Text section.
To help me, Butch drove the pickup while I fed. I asked, “Why do you let John come back each time after he goes on a drunk?”
“He’s done this for years,” Butch said. “I guess I’m the only one that will hire him. He’s good help when he’s sober.” And that was all he said about the matter.
Butch had become a father figure, and I worked hard hoping he would complement me just once, but if he appreciated my work only Mr. Waffles knew.
While Butch didn’t talk much, neither did anyone else on the ranch except the cook, Butch’s brother Tom, who’d had polio as a kid and who was physically and mentally disabled. Tom spoke in a high-pitched childlike voice. He jabbered non-stop. He wore the same bib overalls every day and reeked of body odor and chewing tobacco. Brown juice dripped down his chin and added to the stains on his overalls. Tom would often sit on the cookhouse steps and repeatedly yell at me across the ranch yard. “Hey! You got da whiskey? Hey! You got da wine?”
This would make me laugh every time. I’d say to Tom, “Hey! You got da whisky? Hey! You got da wine?” And we would both laugh.
Tom was a terrible cook. He fed us white bread, boiled potatoes (no butter), canned green beans, and boiled beef. Sometimes he would serve canned corn. The beef and potatoes were pretty much the same every day. We wouldn’t complain because Tom would get furious and start grumbling and cursing. “Ah shit! Damn it, damn it! Shit, shit!” he would grumble as tobacco juice sluiced out the corner of his mouth.
Butch would yell, “Oh shut up, Tom!”
When we moved a large herd of c
ows, Butch would bring Tom along on his old sorrel horse, an animal that watched over Tom and took great care of him. Tom was too short and fat to get his foot in the stirrup, so he would lead his horse up to the barbed-wire fence and balance on the wire. The fence would sag down so far he couldn’t get his foot in the stirrup, and he would huff and puff and dribble tobacco juice all over himself. We couldn’t help but laugh, which would make him even more furious. “Damn it! Shit! Damn it, damn it!” in his high-pitched voice. About the time he would be ready to step on, his horse would step away from the fence and infuriate him even more. One day he just slumped to the ground and started crying. For men who valued toughness above all traits, this was an uncomfortable scene, so we just sat there doing and saying nothing. Butch and Tom cursed back and forth, and once their arguing died down we gave Tom a leg up on his horse and rode off to work.

Exercise tasks.
- A) In the ranch story, who cooked for the ranch hands?
- B) Carry the ranch story forward from its final sentence.
These lines have no connection to the ranch story.

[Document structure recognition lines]
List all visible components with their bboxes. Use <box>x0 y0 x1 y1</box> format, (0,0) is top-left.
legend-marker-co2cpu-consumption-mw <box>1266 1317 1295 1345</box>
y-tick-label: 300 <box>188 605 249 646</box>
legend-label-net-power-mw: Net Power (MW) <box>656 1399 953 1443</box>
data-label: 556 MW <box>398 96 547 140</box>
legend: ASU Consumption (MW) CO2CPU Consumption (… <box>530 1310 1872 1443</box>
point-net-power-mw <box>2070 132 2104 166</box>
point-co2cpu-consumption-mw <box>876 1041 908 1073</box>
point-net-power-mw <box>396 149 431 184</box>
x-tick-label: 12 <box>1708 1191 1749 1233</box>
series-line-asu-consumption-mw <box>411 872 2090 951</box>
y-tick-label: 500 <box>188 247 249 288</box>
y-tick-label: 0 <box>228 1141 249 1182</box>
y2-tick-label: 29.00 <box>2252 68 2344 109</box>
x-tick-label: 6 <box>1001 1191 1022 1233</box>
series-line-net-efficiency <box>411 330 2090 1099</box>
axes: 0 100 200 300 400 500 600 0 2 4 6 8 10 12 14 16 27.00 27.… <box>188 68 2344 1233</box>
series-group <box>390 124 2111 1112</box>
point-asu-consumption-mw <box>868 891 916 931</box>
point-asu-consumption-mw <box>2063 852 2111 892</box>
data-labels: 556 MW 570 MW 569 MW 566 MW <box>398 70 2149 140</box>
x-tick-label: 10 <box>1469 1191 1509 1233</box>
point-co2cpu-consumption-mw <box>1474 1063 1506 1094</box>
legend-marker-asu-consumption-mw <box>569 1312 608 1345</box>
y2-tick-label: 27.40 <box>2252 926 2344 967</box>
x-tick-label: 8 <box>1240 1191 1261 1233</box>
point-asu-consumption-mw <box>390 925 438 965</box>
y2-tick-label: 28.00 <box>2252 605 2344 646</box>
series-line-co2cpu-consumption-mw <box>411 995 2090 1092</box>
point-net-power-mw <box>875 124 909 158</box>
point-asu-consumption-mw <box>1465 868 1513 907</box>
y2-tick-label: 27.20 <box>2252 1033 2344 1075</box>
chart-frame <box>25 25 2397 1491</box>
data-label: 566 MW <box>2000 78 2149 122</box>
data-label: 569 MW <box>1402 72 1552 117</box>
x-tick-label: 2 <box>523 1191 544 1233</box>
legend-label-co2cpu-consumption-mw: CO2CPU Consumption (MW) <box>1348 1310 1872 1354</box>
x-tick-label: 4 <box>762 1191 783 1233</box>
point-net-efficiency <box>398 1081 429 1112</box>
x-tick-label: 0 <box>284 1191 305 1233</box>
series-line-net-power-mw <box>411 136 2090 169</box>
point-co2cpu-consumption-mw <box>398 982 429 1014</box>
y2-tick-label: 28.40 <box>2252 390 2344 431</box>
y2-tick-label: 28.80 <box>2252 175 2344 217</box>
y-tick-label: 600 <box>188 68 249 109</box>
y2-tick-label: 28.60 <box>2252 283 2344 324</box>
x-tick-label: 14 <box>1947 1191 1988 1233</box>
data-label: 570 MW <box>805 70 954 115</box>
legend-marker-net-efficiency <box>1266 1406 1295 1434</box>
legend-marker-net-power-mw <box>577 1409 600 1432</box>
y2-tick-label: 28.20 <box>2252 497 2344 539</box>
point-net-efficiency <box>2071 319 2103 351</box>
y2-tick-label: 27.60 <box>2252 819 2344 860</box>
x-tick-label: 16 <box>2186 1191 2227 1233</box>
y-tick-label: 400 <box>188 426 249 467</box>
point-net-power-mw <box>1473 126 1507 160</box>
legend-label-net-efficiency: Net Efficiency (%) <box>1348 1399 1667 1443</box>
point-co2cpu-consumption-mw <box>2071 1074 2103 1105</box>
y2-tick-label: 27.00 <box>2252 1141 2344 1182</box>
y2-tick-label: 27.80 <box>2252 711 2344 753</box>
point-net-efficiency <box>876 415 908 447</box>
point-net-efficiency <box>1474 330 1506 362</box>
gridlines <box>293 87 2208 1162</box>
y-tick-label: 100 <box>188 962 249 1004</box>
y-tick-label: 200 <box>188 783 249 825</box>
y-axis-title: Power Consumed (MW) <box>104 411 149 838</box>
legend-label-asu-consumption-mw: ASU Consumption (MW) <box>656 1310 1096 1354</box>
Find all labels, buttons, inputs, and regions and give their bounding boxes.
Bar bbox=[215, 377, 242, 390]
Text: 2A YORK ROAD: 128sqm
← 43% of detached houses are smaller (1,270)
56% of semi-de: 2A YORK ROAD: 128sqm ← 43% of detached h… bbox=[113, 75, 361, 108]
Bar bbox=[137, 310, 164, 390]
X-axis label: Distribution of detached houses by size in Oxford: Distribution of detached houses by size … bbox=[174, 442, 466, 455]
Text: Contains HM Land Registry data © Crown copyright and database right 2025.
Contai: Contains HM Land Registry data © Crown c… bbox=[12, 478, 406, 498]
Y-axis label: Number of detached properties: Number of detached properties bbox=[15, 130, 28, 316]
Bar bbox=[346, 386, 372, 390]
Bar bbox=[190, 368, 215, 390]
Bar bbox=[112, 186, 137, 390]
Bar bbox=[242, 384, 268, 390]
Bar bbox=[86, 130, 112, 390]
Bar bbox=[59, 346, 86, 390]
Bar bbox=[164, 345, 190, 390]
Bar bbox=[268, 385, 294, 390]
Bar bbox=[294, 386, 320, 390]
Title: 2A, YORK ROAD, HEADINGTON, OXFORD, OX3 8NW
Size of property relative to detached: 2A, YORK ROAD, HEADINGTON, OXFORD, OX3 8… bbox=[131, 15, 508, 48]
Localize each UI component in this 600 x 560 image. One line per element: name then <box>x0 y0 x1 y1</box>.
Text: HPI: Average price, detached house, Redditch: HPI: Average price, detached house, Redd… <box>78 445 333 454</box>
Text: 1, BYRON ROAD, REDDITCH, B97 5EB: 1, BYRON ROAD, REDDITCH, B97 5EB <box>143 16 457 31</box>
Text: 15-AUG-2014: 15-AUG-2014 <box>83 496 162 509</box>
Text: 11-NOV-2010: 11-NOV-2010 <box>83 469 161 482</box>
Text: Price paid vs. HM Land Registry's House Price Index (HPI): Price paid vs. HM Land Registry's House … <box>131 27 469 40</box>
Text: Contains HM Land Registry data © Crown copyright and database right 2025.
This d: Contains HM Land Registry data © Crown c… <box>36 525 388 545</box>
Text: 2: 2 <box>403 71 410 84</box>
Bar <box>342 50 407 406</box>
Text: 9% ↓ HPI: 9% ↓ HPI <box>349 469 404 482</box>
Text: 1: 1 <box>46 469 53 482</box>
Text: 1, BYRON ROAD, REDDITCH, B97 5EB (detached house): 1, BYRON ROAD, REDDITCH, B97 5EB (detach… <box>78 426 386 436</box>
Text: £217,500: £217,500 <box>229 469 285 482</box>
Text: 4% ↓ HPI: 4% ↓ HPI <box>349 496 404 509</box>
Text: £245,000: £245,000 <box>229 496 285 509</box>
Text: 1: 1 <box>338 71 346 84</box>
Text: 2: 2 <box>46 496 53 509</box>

Answers by item.
- A) Tom, Butch's brother, was the cook.

- B)
One of my mounts was a white shaggy gelding named Snowball, a good cow horse that took care of me, too. He taught me a lot about working cattle. One day a wild heifer escaped the pasture and I couldn’t get her back in. She kept running the wrong way, so I decided to test my improved roping skills. Snowball ran right up next to her and set me up for a perfect shot, and I caught the heifer around the neck. Automatically, Snowball dragged her to the nearest gate, but I had no idea how to remove the rope from around her neck. Luckily, John rode up and roped the heifer’s hind legs, pulling her to the ground. His horse held her fast, while I dismounted and retrieved my rope. Stepping back in the saddle, chest puffed out, I felt like a real Nevada buckaroo.
In February, the cows--even the experienced mothers--began having difficulty calving. The cause was a mystery. To save the calves’ lives, we tried manually pulling them out of their mothers using a mechanical device called a calf puller, a small winch hooked to the calf’s protruding feet. The calf would get stuck and would not come out without tremendous pressure. They were extremely deformed--their elbows stuck out at odd angles so they could not pass normally through the birth canal. Most died shortly after birth.